** START OF Information provided **

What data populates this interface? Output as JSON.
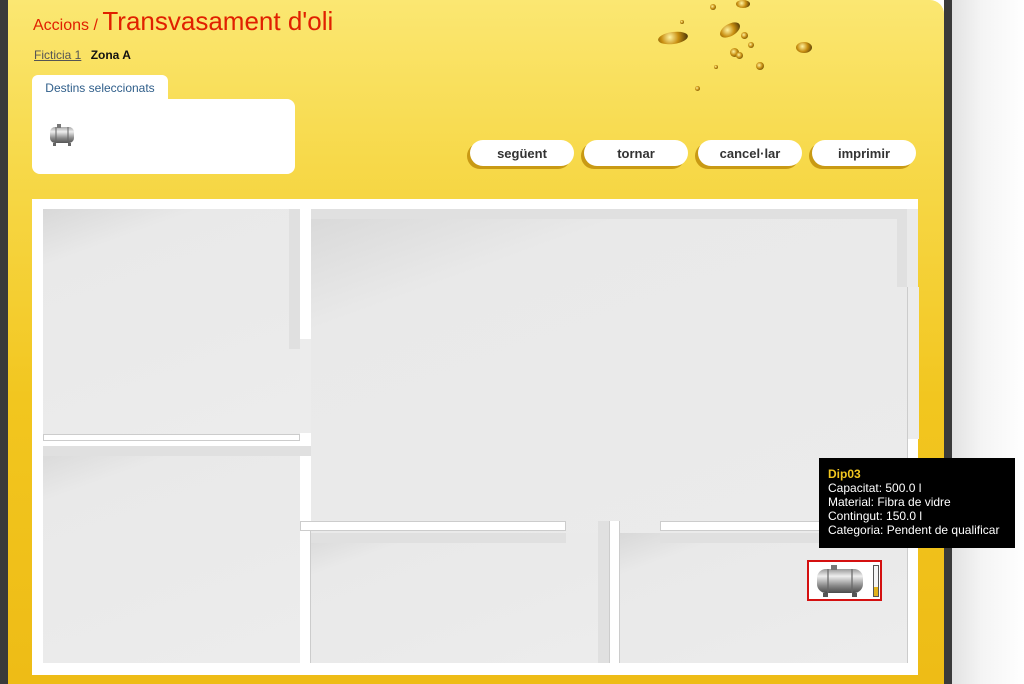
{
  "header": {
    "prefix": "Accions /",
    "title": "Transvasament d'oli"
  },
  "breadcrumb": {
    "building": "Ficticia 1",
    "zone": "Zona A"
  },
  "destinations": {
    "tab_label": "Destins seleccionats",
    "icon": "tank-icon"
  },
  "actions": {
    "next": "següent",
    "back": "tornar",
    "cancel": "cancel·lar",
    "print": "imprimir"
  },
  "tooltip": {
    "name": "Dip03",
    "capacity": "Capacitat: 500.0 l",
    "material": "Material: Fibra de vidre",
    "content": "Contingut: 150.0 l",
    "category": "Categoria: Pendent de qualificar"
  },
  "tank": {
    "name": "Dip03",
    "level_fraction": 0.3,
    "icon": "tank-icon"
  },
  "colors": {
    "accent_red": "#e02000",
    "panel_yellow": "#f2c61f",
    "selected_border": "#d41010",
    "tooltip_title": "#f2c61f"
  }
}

** END OF Information provided **

Your task is to copy the entries in full and exactly, without any images.

» **Written answer**
What data populates this interface? Output as JSON.
{
  "header": {
    "prefix": "Accions /",
    "title": "Transvasament d'oli"
  },
  "breadcrumb": {
    "building": "Ficticia 1",
    "zone": "Zona A"
  },
  "destinations": {
    "tab_label": "Destins seleccionats",
    "icon": "tank-icon"
  },
  "actions": {
    "next": "següent",
    "back": "tornar",
    "cancel": "cancel·lar",
    "print": "imprimir"
  },
  "tooltip": {
    "name": "Dip03",
    "capacity": "Capacitat: 500.0 l",
    "material": "Material: Fibra de vidre",
    "content": "Contingut: 150.0 l",
    "category": "Categoria: Pendent de qualificar"
  },
  "tank": {
    "name": "Dip03",
    "level_fraction": 0.3,
    "icon": "tank-icon"
  },
  "colors": {
    "accent_red": "#e02000",
    "panel_yellow": "#f2c61f",
    "selected_border": "#d41010",
    "tooltip_title": "#f2c61f"
  }
}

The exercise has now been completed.